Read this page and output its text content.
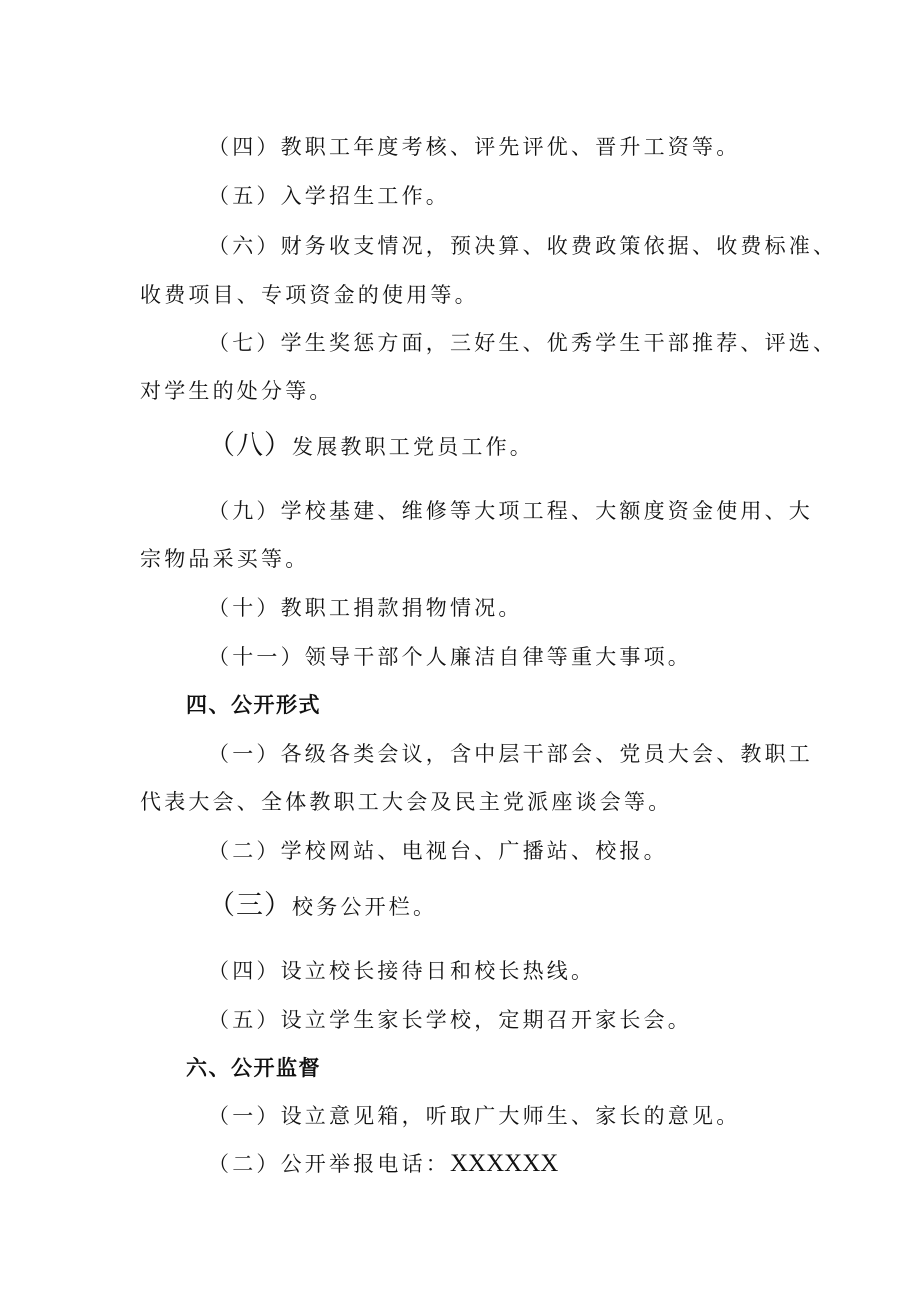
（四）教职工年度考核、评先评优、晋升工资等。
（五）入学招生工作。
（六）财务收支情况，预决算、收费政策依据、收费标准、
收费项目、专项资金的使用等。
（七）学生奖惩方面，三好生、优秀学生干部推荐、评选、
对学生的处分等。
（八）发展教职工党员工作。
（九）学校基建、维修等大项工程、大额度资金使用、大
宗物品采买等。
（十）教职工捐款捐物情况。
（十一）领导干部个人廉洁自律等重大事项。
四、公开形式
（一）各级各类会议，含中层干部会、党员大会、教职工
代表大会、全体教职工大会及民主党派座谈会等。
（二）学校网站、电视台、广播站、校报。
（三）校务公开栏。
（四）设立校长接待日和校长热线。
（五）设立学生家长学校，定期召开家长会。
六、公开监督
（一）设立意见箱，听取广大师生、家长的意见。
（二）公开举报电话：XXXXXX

---

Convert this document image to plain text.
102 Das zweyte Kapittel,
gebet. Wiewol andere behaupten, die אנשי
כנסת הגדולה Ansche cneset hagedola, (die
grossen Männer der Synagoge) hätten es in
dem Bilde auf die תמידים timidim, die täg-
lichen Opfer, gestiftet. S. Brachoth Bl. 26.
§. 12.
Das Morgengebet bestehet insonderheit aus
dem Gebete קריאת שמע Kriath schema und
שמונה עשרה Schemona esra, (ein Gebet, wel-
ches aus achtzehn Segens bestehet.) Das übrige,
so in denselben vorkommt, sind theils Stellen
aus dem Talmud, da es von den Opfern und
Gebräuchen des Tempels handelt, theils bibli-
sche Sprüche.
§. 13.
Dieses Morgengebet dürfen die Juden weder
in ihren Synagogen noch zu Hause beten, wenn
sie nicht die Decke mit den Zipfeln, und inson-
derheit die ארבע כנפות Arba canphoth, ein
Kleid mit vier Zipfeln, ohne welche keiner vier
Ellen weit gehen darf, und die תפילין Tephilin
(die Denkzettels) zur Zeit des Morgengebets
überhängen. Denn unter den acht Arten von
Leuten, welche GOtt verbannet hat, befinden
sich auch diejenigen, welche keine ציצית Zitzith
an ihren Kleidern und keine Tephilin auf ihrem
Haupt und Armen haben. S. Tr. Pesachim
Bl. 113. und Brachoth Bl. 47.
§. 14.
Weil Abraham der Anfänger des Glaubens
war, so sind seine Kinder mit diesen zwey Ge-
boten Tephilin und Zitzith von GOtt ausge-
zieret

_What this task involves_: Within the entries above, how many lines contain "GOtt"? Respond with the number only.

_Answer to this problem_: 2